Dataset records on visual material:
———
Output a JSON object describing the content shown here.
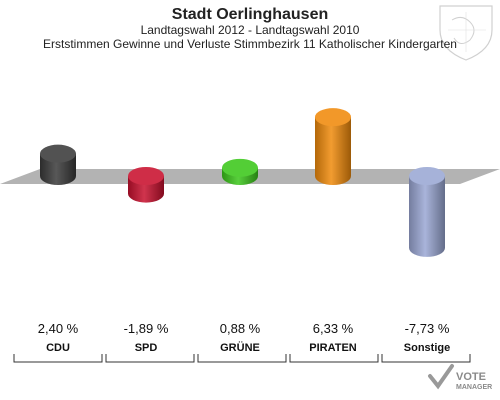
{
  "header": {
    "title": "Stadt Oerlinghausen",
    "subtitle": "Landtagswahl 2012 - Landtagswahl 2010",
    "description": "Erststimmen Gewinne und Verluste Stimmbezirk 11 Katholischer Kindergarten"
  },
  "brand": {
    "line1": "VOTE",
    "line2": "MANAGER"
  },
  "chart_data": {
    "type": "bar",
    "title": "Stadt Oerlinghausen",
    "subtitle": "Landtagswahl 2012 - Landtagswahl 2010",
    "description": "Erststimmen Gewinne und Verluste Stimmbezirk 11 Katholischer Kindergarten",
    "categories": [
      "CDU",
      "SPD",
      "GRÜNE",
      "PIRATEN",
      "Sonstige"
    ],
    "values": [
      2.4,
      -1.89,
      0.88,
      6.33,
      -7.73
    ],
    "value_labels": [
      "2,40 %",
      "-1,89 %",
      "0,88 %",
      "6,33 %",
      "-7,73 %"
    ],
    "colors": [
      "#3a3a3a",
      "#c8102e",
      "#3cc71b",
      "#f08a0c",
      "#9aa7d4"
    ],
    "ylim": [
      -8,
      7
    ],
    "grid": false,
    "legend": "none"
  }
}
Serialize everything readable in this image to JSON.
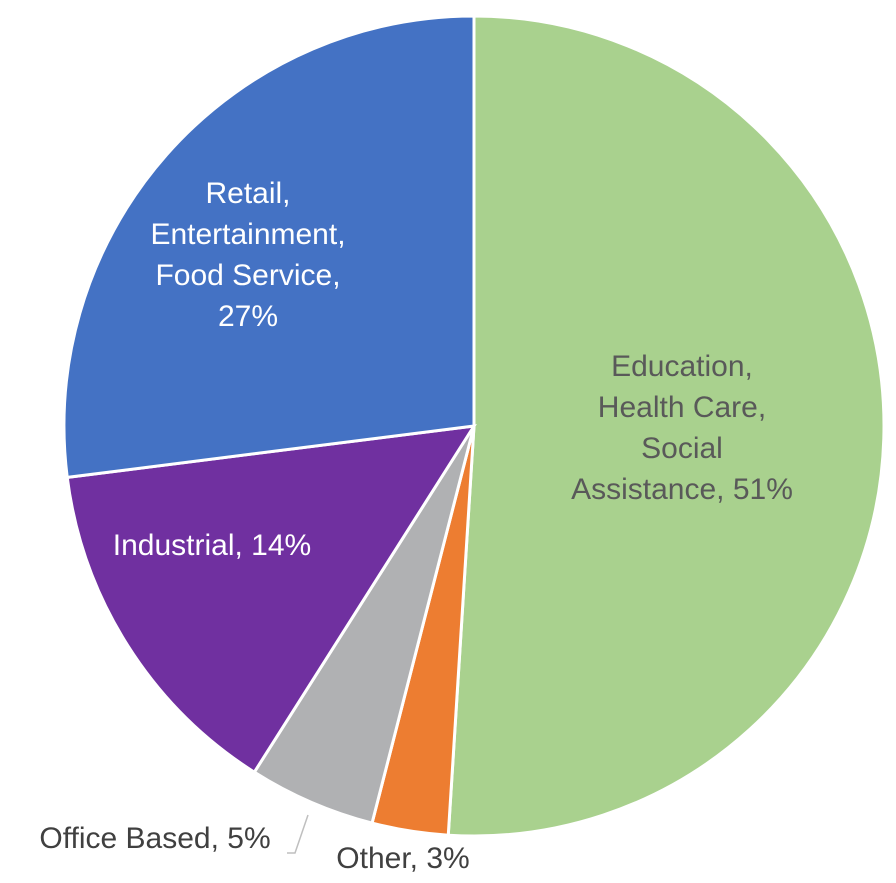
{
  "chart_data": {
    "type": "pie",
    "labels": [
      [
        "Education,",
        "Health Care,",
        "Social",
        "Assistance, 51%"
      ],
      [
        "Other, 3%"
      ],
      [
        "Office Based, 5%"
      ],
      [
        "Industrial, 14%"
      ],
      [
        "Retail,",
        "Entertainment,",
        "Food Service,",
        "27%"
      ]
    ],
    "values": [
      51,
      3,
      5,
      14,
      27
    ],
    "colors": [
      "#a9d18e",
      "#ed7d31",
      "#b0b1b3",
      "#7030a0",
      "#4472c4"
    ],
    "label_colors": [
      "#595959",
      "#404040",
      "#404040",
      "#ffffff",
      "#ffffff"
    ]
  }
}
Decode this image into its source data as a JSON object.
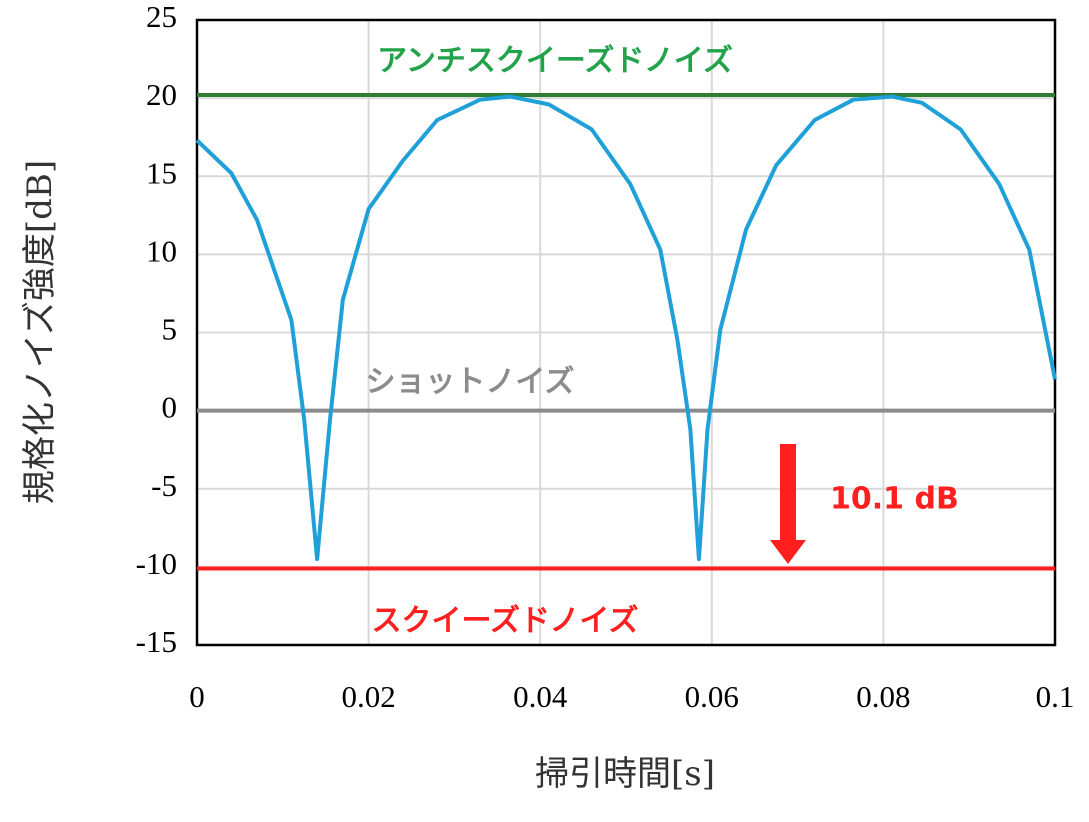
{
  "chart_data": {
    "type": "line",
    "x_label": "掃引時間[s]",
    "y_label": "規格化ノイズ強度[dB]",
    "xlim": [
      0,
      0.1
    ],
    "xticks": [
      0,
      0.02,
      0.04,
      0.06,
      0.08,
      0.1
    ],
    "ylim": [
      -15,
      25
    ],
    "yticks": [
      -15,
      -10,
      -5,
      0,
      5,
      10,
      15,
      20,
      25
    ],
    "grid": true,
    "series": [
      {
        "name": "アンチスクイーズドノイズ",
        "color": "#2e7d32",
        "label_color": "#22a24a",
        "x": [
          0,
          0.1
        ],
        "values": [
          20.2,
          20.2
        ]
      },
      {
        "name": "ショットノイズ",
        "color": "#8c8c8c",
        "label_color": "#8c8c8c",
        "x": [
          0,
          0.1
        ],
        "values": [
          0,
          0
        ]
      },
      {
        "name": "スクイーズドノイズ",
        "color": "#ff1f1f",
        "label_color": "#ff1f1f",
        "x": [
          0,
          0.1
        ],
        "values": [
          -10.1,
          -10.1
        ]
      },
      {
        "color": "#1fa0d8",
        "x": [
          0,
          0.004,
          0.007,
          0.011,
          0.0125,
          0.014,
          0.0155,
          0.017,
          0.02,
          0.024,
          0.028,
          0.033,
          0.0365,
          0.041,
          0.046,
          0.0505,
          0.054,
          0.056,
          0.0575,
          0.0585,
          0.0595,
          0.061,
          0.064,
          0.0675,
          0.072,
          0.0765,
          0.081,
          0.0845,
          0.089,
          0.0935,
          0.097,
          0.1
        ],
        "values": [
          17.3,
          15.2,
          12.2,
          5.8,
          -0.6,
          -9.5,
          -0.6,
          7.1,
          12.9,
          16,
          18.6,
          19.9,
          20.1,
          19.6,
          18,
          14.5,
          10.3,
          4.5,
          -1.2,
          -9.5,
          -1.2,
          5.2,
          11.6,
          15.7,
          18.6,
          19.9,
          20.1,
          19.7,
          18,
          14.5,
          10.3,
          2
        ]
      }
    ],
    "annotation": "10.1 dB"
  }
}
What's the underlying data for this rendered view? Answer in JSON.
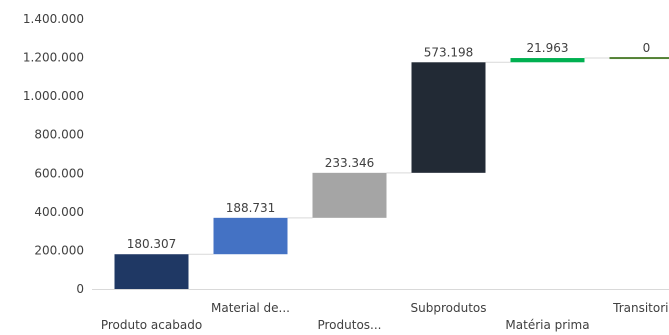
{
  "chart_data": {
    "type": "bar",
    "subtype": "waterfall",
    "title": "",
    "xlabel": "",
    "ylabel": "",
    "ylim": [
      0,
      1400000
    ],
    "ytick_values": [
      0,
      200000,
      400000,
      600000,
      800000,
      1000000,
      1200000,
      1400000
    ],
    "ytick_labels": [
      "0",
      "200.000",
      "400.000",
      "600.000",
      "800.000",
      "1.000.000",
      "1.200.000",
      "1.400.000"
    ],
    "grid": false,
    "categories": [
      "Produto acabado",
      "Material de...",
      "Produtos...",
      "Subprodutos",
      "Matéria prima",
      "Transitoria"
    ],
    "values": [
      180307,
      188731,
      233346,
      573198,
      21963,
      0
    ],
    "value_labels": [
      "180.307",
      "188.731",
      "233.346",
      "573.198",
      "21.963",
      "0"
    ],
    "colors": [
      "#1f3864",
      "#4472c4",
      "#a5a5a5",
      "#222a35",
      "#00b050",
      "#548235"
    ],
    "connector_color": "#d9d9d9"
  }
}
———
Omit any images, then output the listing exactly.

The output -
Output a JSON object describing the content shown here.
{
  "header": {
    "title": "Stadt Oerlinghausen",
    "subtitle": "Landtagswahl 2012 - Landtagswahl 2010",
    "description": "Erststimmen Gewinne und Verluste Stimmbezirk 11 Katholischer Kindergarten"
  },
  "brand": {
    "line1": "VOTE",
    "line2": "MANAGER"
  },
  "chart_data": {
    "type": "bar",
    "title": "Stadt Oerlinghausen",
    "subtitle": "Landtagswahl 2012 - Landtagswahl 2010",
    "description": "Erststimmen Gewinne und Verluste Stimmbezirk 11 Katholischer Kindergarten",
    "categories": [
      "CDU",
      "SPD",
      "GRÜNE",
      "PIRATEN",
      "Sonstige"
    ],
    "values": [
      2.4,
      -1.89,
      0.88,
      6.33,
      -7.73
    ],
    "value_labels": [
      "2,40 %",
      "-1,89 %",
      "0,88 %",
      "6,33 %",
      "-7,73 %"
    ],
    "colors": [
      "#3a3a3a",
      "#c8102e",
      "#3cc71b",
      "#f08a0c",
      "#9aa7d4"
    ],
    "ylim": [
      -8,
      7
    ],
    "grid": false,
    "legend": "none"
  }
}
Serialize everything readable in this image to JSON.
{
  "chart_data": {
    "type": "pie",
    "labels": [
      [
        "Education,",
        "Health Care,",
        "Social",
        "Assistance, 51%"
      ],
      [
        "Other, 3%"
      ],
      [
        "Office Based, 5%"
      ],
      [
        "Industrial, 14%"
      ],
      [
        "Retail,",
        "Entertainment,",
        "Food Service,",
        "27%"
      ]
    ],
    "values": [
      51,
      3,
      5,
      14,
      27
    ],
    "colors": [
      "#a9d18e",
      "#ed7d31",
      "#b0b1b3",
      "#7030a0",
      "#4472c4"
    ],
    "label_colors": [
      "#595959",
      "#404040",
      "#404040",
      "#ffffff",
      "#ffffff"
    ]
  }
}
Decode this image into its source data as a JSON object.
{
  "chart_data": {
    "type": "line",
    "x_label": "掃引時間[s]",
    "y_label": "規格化ノイズ強度[dB]",
    "xlim": [
      0,
      0.1
    ],
    "xticks": [
      0,
      0.02,
      0.04,
      0.06,
      0.08,
      0.1
    ],
    "ylim": [
      -15,
      25
    ],
    "yticks": [
      -15,
      -10,
      -5,
      0,
      5,
      10,
      15,
      20,
      25
    ],
    "grid": true,
    "series": [
      {
        "name": "アンチスクイーズドノイズ",
        "color": "#2e7d32",
        "label_color": "#22a24a",
        "x": [
          0,
          0.1
        ],
        "values": [
          20.2,
          20.2
        ]
      },
      {
        "name": "ショットノイズ",
        "color": "#8c8c8c",
        "label_color": "#8c8c8c",
        "x": [
          0,
          0.1
        ],
        "values": [
          0,
          0
        ]
      },
      {
        "name": "スクイーズドノイズ",
        "color": "#ff1f1f",
        "label_color": "#ff1f1f",
        "x": [
          0,
          0.1
        ],
        "values": [
          -10.1,
          -10.1
        ]
      },
      {
        "color": "#1fa0d8",
        "x": [
          0,
          0.004,
          0.007,
          0.011,
          0.0125,
          0.014,
          0.0155,
          0.017,
          0.02,
          0.024,
          0.028,
          0.033,
          0.0365,
          0.041,
          0.046,
          0.0505,
          0.054,
          0.056,
          0.0575,
          0.0585,
          0.0595,
          0.061,
          0.064,
          0.0675,
          0.072,
          0.0765,
          0.081,
          0.0845,
          0.089,
          0.0935,
          0.097,
          0.1
        ],
        "values": [
          17.3,
          15.2,
          12.2,
          5.8,
          -0.6,
          -9.5,
          -0.6,
          7.1,
          12.9,
          16,
          18.6,
          19.9,
          20.1,
          19.6,
          18,
          14.5,
          10.3,
          4.5,
          -1.2,
          -9.5,
          -1.2,
          5.2,
          11.6,
          15.7,
          18.6,
          19.9,
          20.1,
          19.7,
          18,
          14.5,
          10.3,
          2
        ]
      }
    ],
    "annotation": "10.1 dB"
  }
}
What's the underlying data for this rendered view? Answer in JSON.
{
  "chart_data": {
    "type": "bar",
    "subtype": "waterfall",
    "title": "",
    "xlabel": "",
    "ylabel": "",
    "ylim": [
      0,
      1400000
    ],
    "ytick_values": [
      0,
      200000,
      400000,
      600000,
      800000,
      1000000,
      1200000,
      1400000
    ],
    "ytick_labels": [
      "0",
      "200.000",
      "400.000",
      "600.000",
      "800.000",
      "1.000.000",
      "1.200.000",
      "1.400.000"
    ],
    "grid": false,
    "categories": [
      "Produto acabado",
      "Material de...",
      "Produtos...",
      "Subprodutos",
      "Matéria prima",
      "Transitoria"
    ],
    "values": [
      180307,
      188731,
      233346,
      573198,
      21963,
      0
    ],
    "value_labels": [
      "180.307",
      "188.731",
      "233.346",
      "573.198",
      "21.963",
      "0"
    ],
    "colors": [
      "#1f3864",
      "#4472c4",
      "#a5a5a5",
      "#222a35",
      "#00b050",
      "#548235"
    ],
    "connector_color": "#d9d9d9"
  }
}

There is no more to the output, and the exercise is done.